**Set task**
In this exercise, reproduce all the entries that follow exactly.

**Entries supplied**
====================

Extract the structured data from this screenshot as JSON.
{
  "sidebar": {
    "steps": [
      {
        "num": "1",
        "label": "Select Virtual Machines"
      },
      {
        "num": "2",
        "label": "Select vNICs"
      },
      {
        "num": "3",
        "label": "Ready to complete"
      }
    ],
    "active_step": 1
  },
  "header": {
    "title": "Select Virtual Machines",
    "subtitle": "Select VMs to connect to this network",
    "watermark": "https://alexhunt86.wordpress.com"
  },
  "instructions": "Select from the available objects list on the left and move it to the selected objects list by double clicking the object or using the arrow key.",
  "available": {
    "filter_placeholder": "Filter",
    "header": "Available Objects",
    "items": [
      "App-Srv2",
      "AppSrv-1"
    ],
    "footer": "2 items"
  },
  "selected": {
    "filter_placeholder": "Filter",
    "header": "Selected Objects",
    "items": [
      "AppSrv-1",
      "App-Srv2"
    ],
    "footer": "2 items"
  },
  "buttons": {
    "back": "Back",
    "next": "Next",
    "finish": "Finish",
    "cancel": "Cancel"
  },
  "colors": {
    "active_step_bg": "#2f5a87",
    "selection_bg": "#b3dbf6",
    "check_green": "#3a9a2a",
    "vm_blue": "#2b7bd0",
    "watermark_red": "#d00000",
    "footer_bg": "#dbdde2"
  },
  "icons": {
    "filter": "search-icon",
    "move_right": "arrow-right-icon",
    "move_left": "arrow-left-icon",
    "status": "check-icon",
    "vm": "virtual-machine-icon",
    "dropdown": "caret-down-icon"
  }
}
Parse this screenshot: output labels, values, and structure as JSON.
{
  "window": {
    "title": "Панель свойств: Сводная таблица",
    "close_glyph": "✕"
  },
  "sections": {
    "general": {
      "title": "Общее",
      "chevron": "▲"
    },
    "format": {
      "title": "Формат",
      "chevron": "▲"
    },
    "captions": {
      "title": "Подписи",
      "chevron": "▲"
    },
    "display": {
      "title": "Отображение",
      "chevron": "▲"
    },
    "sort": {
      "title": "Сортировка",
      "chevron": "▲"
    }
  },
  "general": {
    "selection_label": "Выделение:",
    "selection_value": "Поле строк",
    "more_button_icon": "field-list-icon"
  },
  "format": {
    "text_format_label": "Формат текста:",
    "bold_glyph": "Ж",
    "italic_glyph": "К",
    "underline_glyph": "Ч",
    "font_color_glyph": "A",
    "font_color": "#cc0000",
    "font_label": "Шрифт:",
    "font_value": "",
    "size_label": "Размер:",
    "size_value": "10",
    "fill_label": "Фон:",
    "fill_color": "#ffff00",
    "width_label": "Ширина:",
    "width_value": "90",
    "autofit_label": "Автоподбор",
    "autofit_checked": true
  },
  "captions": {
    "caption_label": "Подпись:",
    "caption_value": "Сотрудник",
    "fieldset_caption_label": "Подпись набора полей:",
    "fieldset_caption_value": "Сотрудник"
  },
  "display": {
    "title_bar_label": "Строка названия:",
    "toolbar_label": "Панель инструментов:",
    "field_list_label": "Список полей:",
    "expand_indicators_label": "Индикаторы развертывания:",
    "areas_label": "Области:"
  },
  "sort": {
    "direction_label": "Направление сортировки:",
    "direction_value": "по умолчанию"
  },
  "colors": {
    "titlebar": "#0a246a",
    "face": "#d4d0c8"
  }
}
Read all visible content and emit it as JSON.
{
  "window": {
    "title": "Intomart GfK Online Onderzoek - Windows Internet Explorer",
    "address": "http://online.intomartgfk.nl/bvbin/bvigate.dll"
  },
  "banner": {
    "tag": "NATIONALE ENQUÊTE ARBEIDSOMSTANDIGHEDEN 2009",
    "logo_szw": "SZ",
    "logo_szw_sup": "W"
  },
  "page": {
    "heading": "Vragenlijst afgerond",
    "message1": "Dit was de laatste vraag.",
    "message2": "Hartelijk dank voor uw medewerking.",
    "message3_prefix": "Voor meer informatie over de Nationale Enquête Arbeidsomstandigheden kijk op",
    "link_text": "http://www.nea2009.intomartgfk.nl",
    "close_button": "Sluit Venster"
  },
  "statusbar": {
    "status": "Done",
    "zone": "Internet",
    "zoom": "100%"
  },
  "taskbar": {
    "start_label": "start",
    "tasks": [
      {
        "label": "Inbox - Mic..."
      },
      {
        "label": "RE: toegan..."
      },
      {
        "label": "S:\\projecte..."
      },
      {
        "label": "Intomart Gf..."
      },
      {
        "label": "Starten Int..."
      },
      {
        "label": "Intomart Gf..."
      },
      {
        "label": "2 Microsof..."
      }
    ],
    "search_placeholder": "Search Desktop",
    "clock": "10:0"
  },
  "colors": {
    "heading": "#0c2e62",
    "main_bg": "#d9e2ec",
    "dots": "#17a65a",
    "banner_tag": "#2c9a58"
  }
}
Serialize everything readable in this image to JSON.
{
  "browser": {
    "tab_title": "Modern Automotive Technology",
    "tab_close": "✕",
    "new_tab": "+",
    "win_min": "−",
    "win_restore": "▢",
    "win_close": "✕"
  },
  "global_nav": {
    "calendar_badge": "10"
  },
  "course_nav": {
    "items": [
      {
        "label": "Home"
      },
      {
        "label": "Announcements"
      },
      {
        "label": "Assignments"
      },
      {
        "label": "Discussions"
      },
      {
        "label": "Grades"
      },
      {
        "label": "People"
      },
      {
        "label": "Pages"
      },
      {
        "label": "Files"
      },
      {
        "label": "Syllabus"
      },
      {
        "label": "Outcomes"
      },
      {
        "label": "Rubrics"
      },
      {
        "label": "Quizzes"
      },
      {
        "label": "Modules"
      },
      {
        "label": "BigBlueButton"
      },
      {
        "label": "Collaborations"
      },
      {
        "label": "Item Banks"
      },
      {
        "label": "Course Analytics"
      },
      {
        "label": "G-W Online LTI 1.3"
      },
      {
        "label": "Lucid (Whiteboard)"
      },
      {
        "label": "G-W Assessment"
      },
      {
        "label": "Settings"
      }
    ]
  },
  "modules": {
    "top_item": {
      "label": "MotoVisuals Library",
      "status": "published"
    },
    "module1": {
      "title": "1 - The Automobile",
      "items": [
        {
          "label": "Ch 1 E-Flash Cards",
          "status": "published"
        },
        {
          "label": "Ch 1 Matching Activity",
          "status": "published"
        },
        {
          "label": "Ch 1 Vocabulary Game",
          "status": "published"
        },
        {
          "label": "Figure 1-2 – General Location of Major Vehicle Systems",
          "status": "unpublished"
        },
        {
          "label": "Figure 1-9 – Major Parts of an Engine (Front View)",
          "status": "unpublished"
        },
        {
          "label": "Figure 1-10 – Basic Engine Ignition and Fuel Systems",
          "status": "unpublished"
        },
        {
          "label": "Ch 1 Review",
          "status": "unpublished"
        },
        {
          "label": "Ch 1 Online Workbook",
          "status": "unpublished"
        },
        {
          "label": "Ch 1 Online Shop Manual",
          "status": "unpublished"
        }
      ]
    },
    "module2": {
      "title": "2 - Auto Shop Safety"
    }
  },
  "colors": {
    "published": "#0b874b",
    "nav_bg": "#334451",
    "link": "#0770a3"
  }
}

====================

**Response for this exercise**
Extract the structured data from this screenshot as JSON.
{
  "sidebar": {
    "steps": [
      {
        "num": "1",
        "label": "Select Virtual Machines"
      },
      {
        "num": "2",
        "label": "Select vNICs"
      },
      {
        "num": "3",
        "label": "Ready to complete"
      }
    ],
    "active_step": 1
  },
  "header": {
    "title": "Select Virtual Machines",
    "subtitle": "Select VMs to connect to this network",
    "watermark": "https://alexhunt86.wordpress.com"
  },
  "instructions": "Select from the available objects list on the left and move it to the selected objects list by double clicking the object or using the arrow key.",
  "available": {
    "filter_placeholder": "Filter",
    "header": "Available Objects",
    "items": [
      "App-Srv2",
      "AppSrv-1"
    ],
    "footer": "2 items"
  },
  "selected": {
    "filter_placeholder": "Filter",
    "header": "Selected Objects",
    "items": [
      "AppSrv-1",
      "App-Srv2"
    ],
    "footer": "2 items"
  },
  "buttons": {
    "back": "Back",
    "next": "Next",
    "finish": "Finish",
    "cancel": "Cancel"
  },
  "colors": {
    "active_step_bg": "#2f5a87",
    "selection_bg": "#b3dbf6",
    "check_green": "#3a9a2a",
    "vm_blue": "#2b7bd0",
    "watermark_red": "#d00000",
    "footer_bg": "#dbdde2"
  },
  "icons": {
    "filter": "search-icon",
    "move_right": "arrow-right-icon",
    "move_left": "arrow-left-icon",
    "status": "check-icon",
    "vm": "virtual-machine-icon",
    "dropdown": "caret-down-icon"
  }
}
Parse this screenshot: output labels, values, and structure as JSON.
{
  "window": {
    "title": "Панель свойств: Сводная таблица",
    "close_glyph": "✕"
  },
  "sections": {
    "general": {
      "title": "Общее",
      "chevron": "▲"
    },
    "format": {
      "title": "Формат",
      "chevron": "▲"
    },
    "captions": {
      "title": "Подписи",
      "chevron": "▲"
    },
    "display": {
      "title": "Отображение",
      "chevron": "▲"
    },
    "sort": {
      "title": "Сортировка",
      "chevron": "▲"
    }
  },
  "general": {
    "selection_label": "Выделение:",
    "selection_value": "Поле строк",
    "more_button_icon": "field-list-icon"
  },
  "format": {
    "text_format_label": "Формат текста:",
    "bold_glyph": "Ж",
    "italic_glyph": "К",
    "underline_glyph": "Ч",
    "font_color_glyph": "A",
    "font_color": "#cc0000",
    "font_label": "Шрифт:",
    "font_value": "",
    "size_label": "Размер:",
    "size_value": "10",
    "fill_label": "Фон:",
    "fill_color": "#ffff00",
    "width_label": "Ширина:",
    "width_value": "90",
    "autofit_label": "Автоподбор",
    "autofit_checked": true
  },
  "captions": {
    "caption_label": "Подпись:",
    "caption_value": "Сотрудник",
    "fieldset_caption_label": "Подпись набора полей:",
    "fieldset_caption_value": "Сотрудник"
  },
  "display": {
    "title_bar_label": "Строка названия:",
    "toolbar_label": "Панель инструментов:",
    "field_list_label": "Список полей:",
    "expand_indicators_label": "Индикаторы развертывания:",
    "areas_label": "Области:"
  },
  "sort": {
    "direction_label": "Направление сортировки:",
    "direction_value": "по умолчанию"
  },
  "colors": {
    "titlebar": "#0a246a",
    "face": "#d4d0c8"
  }
}
Read all visible content and emit it as JSON.
{
  "window": {
    "title": "Intomart GfK Online Onderzoek - Windows Internet Explorer",
    "address": "http://online.intomartgfk.nl/bvbin/bvigate.dll"
  },
  "banner": {
    "tag": "NATIONALE ENQUÊTE ARBEIDSOMSTANDIGHEDEN 2009",
    "logo_szw": "SZ",
    "logo_szw_sup": "W"
  },
  "page": {
    "heading": "Vragenlijst afgerond",
    "message1": "Dit was de laatste vraag.",
    "message2": "Hartelijk dank voor uw medewerking.",
    "message3_prefix": "Voor meer informatie over de Nationale Enquête Arbeidsomstandigheden kijk op",
    "link_text": "http://www.nea2009.intomartgfk.nl",
    "close_button": "Sluit Venster"
  },
  "statusbar": {
    "status": "Done",
    "zone": "Internet",
    "zoom": "100%"
  },
  "taskbar": {
    "start_label": "start",
    "tasks": [
      {
        "label": "Inbox - Mic..."
      },
      {
        "label": "RE: toegan..."
      },
      {
        "label": "S:\\projecte..."
      },
      {
        "label": "Intomart Gf..."
      },
      {
        "label": "Starten Int..."
      },
      {
        "label": "Intomart Gf..."
      },
      {
        "label": "2 Microsof..."
      }
    ],
    "search_placeholder": "Search Desktop",
    "clock": "10:0"
  },
  "colors": {
    "heading": "#0c2e62",
    "main_bg": "#d9e2ec",
    "dots": "#17a65a",
    "banner_tag": "#2c9a58"
  }
}
Serialize everything readable in this image to JSON.
{
  "browser": {
    "tab_title": "Modern Automotive Technology",
    "tab_close": "✕",
    "new_tab": "+",
    "win_min": "−",
    "win_restore": "▢",
    "win_close": "✕"
  },
  "global_nav": {
    "calendar_badge": "10"
  },
  "course_nav": {
    "items": [
      {
        "label": "Home"
      },
      {
        "label": "Announcements"
      },
      {
        "label": "Assignments"
      },
      {
        "label": "Discussions"
      },
      {
        "label": "Grades"
      },
      {
        "label": "People"
      },
      {
        "label": "Pages"
      },
      {
        "label": "Files"
      },
      {
        "label": "Syllabus"
      },
      {
        "label": "Outcomes"
      },
      {
        "label": "Rubrics"
      },
      {
        "label": "Quizzes"
      },
      {
        "label": "Modules"
      },
      {
        "label": "BigBlueButton"
      },
      {
        "label": "Collaborations"
      },
      {
        "label": "Item Banks"
      },
      {
        "label": "Course Analytics"
      },
      {
        "label": "G-W Online LTI 1.3"
      },
      {
        "label": "Lucid (Whiteboard)"
      },
      {
        "label": "G-W Assessment"
      },
      {
        "label": "Settings"
      }
    ]
  },
  "modules": {
    "top_item": {
      "label": "MotoVisuals Library",
      "status": "published"
    },
    "module1": {
      "title": "1 - The Automobile",
      "items": [
        {
          "label": "Ch 1 E-Flash Cards",
          "status": "published"
        },
        {
          "label": "Ch 1 Matching Activity",
          "status": "published"
        },
        {
          "label": "Ch 1 Vocabulary Game",
          "status": "published"
        },
        {
          "label": "Figure 1-2 – General Location of Major Vehicle Systems",
          "status": "unpublished"
        },
        {
          "label": "Figure 1-9 – Major Parts of an Engine (Front View)",
          "status": "unpublished"
        },
        {
          "label": "Figure 1-10 – Basic Engine Ignition and Fuel Systems",
          "status": "unpublished"
        },
        {
          "label": "Ch 1 Review",
          "status": "unpublished"
        },
        {
          "label": "Ch 1 Online Workbook",
          "status": "unpublished"
        },
        {
          "label": "Ch 1 Online Shop Manual",
          "status": "unpublished"
        }
      ]
    },
    "module2": {
      "title": "2 - Auto Shop Safety"
    }
  },
  "colors": {
    "published": "#0b874b",
    "nav_bg": "#334451",
    "link": "#0770a3"
  }
}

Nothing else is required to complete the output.